■ **AIM**: Print the records again, character for character.

[Figure record listings]
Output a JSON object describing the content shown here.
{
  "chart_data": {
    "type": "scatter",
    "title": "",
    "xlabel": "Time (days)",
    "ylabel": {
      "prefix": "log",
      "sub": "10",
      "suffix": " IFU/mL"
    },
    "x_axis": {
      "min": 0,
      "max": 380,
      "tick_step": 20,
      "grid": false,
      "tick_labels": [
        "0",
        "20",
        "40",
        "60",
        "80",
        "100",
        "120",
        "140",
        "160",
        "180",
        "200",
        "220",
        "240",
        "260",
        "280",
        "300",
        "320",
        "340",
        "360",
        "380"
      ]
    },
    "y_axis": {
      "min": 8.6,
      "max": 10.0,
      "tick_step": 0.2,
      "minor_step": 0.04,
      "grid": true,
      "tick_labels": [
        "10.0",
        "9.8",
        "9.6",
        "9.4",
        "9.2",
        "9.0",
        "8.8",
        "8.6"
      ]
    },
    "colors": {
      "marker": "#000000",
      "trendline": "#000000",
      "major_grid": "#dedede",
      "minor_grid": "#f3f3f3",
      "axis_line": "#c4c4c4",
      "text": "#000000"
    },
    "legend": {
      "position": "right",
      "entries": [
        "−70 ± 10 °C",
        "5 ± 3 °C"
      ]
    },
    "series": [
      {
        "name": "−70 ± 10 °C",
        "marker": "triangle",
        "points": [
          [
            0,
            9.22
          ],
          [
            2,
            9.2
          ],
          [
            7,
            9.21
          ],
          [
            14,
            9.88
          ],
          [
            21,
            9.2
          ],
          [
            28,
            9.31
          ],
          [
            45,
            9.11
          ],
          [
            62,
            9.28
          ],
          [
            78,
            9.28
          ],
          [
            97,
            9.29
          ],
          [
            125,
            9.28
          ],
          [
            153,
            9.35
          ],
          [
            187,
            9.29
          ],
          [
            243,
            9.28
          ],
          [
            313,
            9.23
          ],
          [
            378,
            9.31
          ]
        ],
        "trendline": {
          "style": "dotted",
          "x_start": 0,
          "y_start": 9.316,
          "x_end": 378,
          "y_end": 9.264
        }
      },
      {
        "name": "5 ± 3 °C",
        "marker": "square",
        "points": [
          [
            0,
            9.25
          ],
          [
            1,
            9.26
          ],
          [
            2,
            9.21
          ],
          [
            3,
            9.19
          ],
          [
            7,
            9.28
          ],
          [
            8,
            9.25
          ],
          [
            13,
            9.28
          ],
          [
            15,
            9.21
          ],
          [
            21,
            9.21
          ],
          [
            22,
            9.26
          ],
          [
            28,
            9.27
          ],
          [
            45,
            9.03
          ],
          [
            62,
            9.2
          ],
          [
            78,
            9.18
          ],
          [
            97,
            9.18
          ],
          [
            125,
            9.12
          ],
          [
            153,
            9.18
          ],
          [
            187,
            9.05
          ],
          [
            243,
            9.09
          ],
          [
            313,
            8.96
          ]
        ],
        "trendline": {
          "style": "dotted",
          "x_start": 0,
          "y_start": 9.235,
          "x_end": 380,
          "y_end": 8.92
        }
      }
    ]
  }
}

■ **RESPONSE**:
Output a JSON object describing the content shown here.
{
  "chart_data": {
    "type": "scatter",
    "title": "",
    "xlabel": "Time (days)",
    "ylabel": {
      "prefix": "log",
      "sub": "10",
      "suffix": " IFU/mL"
    },
    "x_axis": {
      "min": 0,
      "max": 380,
      "tick_step": 20,
      "grid": false,
      "tick_labels": [
        "0",
        "20",
        "40",
        "60",
        "80",
        "100",
        "120",
        "140",
        "160",
        "180",
        "200",
        "220",
        "240",
        "260",
        "280",
        "300",
        "320",
        "340",
        "360",
        "380"
      ]
    },
    "y_axis": {
      "min": 8.6,
      "max": 10.0,
      "tick_step": 0.2,
      "minor_step": 0.04,
      "grid": true,
      "tick_labels": [
        "10.0",
        "9.8",
        "9.6",
        "9.4",
        "9.2",
        "9.0",
        "8.8",
        "8.6"
      ]
    },
    "colors": {
      "marker": "#000000",
      "trendline": "#000000",
      "major_grid": "#dedede",
      "minor_grid": "#f3f3f3",
      "axis_line": "#c4c4c4",
      "text": "#000000"
    },
    "legend": {
      "position": "right",
      "entries": [
        "−70 ± 10 °C",
        "5 ± 3 °C"
      ]
    },
    "series": [
      {
        "name": "−70 ± 10 °C",
        "marker": "triangle",
        "points": [
          [
            0,
            9.22
          ],
          [
            2,
            9.2
          ],
          [
            7,
            9.21
          ],
          [
            14,
            9.88
          ],
          [
            21,
            9.2
          ],
          [
            28,
            9.31
          ],
          [
            45,
            9.11
          ],
          [
            62,
            9.28
          ],
          [
            78,
            9.28
          ],
          [
            97,
            9.29
          ],
          [
            125,
            9.28
          ],
          [
            153,
            9.35
          ],
          [
            187,
            9.29
          ],
          [
            243,
            9.28
          ],
          [
            313,
            9.23
          ],
          [
            378,
            9.31
          ]
        ],
        "trendline": {
          "style": "dotted",
          "x_start": 0,
          "y_start": 9.316,
          "x_end": 378,
          "y_end": 9.264
        }
      },
      {
        "name": "5 ± 3 °C",
        "marker": "square",
        "points": [
          [
            0,
            9.25
          ],
          [
            1,
            9.26
          ],
          [
            2,
            9.21
          ],
          [
            3,
            9.19
          ],
          [
            7,
            9.28
          ],
          [
            8,
            9.25
          ],
          [
            13,
            9.28
          ],
          [
            15,
            9.21
          ],
          [
            21,
            9.21
          ],
          [
            22,
            9.26
          ],
          [
            28,
            9.27
          ],
          [
            45,
            9.03
          ],
          [
            62,
            9.2
          ],
          [
            78,
            9.18
          ],
          [
            97,
            9.18
          ],
          [
            125,
            9.12
          ],
          [
            153,
            9.18
          ],
          [
            187,
            9.05
          ],
          [
            243,
            9.09
          ],
          [
            313,
            8.96
          ]
        ],
        "trendline": {
          "style": "dotted",
          "x_start": 0,
          "y_start": 9.235,
          "x_end": 380,
          "y_end": 8.92
        }
      }
    ]
  }
}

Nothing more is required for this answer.